(Dataset records)
◆ ◆ ◆
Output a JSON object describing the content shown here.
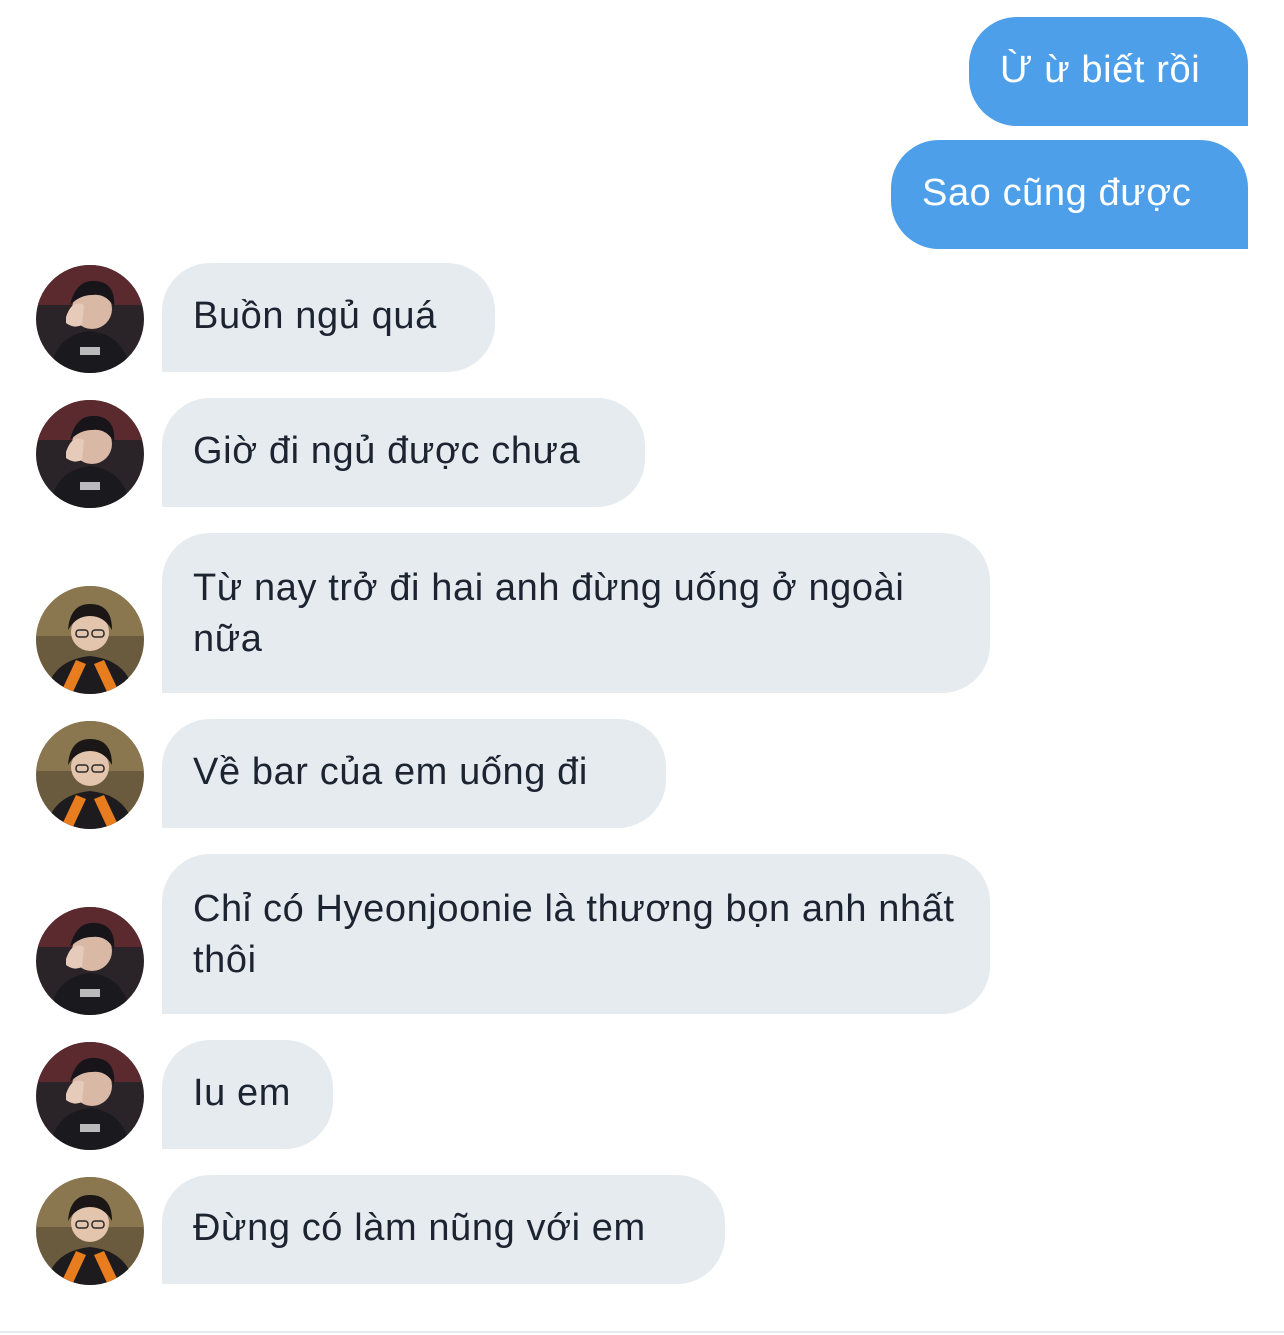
{
  "conversation": {
    "messages": [
      {
        "direction": "sent",
        "text": "Ừ ừ biết rồi"
      },
      {
        "direction": "sent",
        "text": "Sao cũng được"
      },
      {
        "direction": "received",
        "sender_avatar": "avatar-dark-jacket",
        "text": "Buồn ngủ quá"
      },
      {
        "direction": "received",
        "sender_avatar": "avatar-dark-jacket",
        "text": "Giờ đi ngủ được chưa"
      },
      {
        "direction": "received",
        "sender_avatar": "avatar-orange-collar",
        "text": "Từ nay trở đi hai anh đừng uống ở ngoài nữa"
      },
      {
        "direction": "received",
        "sender_avatar": "avatar-orange-collar",
        "text": "Về bar của em uống đi"
      },
      {
        "direction": "received",
        "sender_avatar": "avatar-dark-jacket",
        "text": "Chỉ có Hyeonjoonie là thương bọn anh nhất thôi"
      },
      {
        "direction": "received",
        "sender_avatar": "avatar-dark-jacket",
        "text": "Iu em"
      },
      {
        "direction": "received",
        "sender_avatar": "avatar-orange-collar",
        "text": "Đừng có làm nũng với em"
      }
    ]
  },
  "colors": {
    "sent_bubble": "#4d9fea",
    "sent_text": "#ffffff",
    "received_bubble": "#e6ebf0",
    "received_text": "#1b2430",
    "background": "#ffffff"
  }
}
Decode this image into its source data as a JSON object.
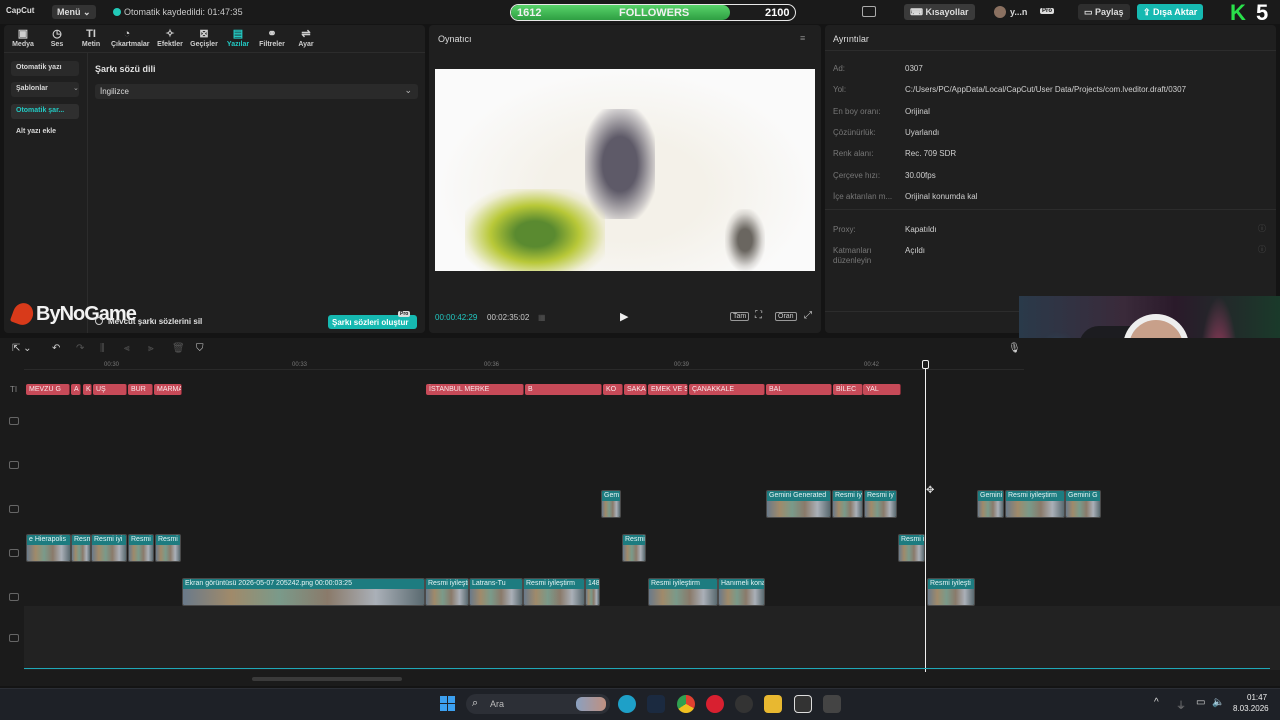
◆ ◆ ◆
Exercise directions:
Where a line in the entries holds "uống", copy that line.

Task response:
        "text": "Từ nay trở đi hai anh đừng uống ở ngoài nữa"
        "text": "Về bar của em uống đi"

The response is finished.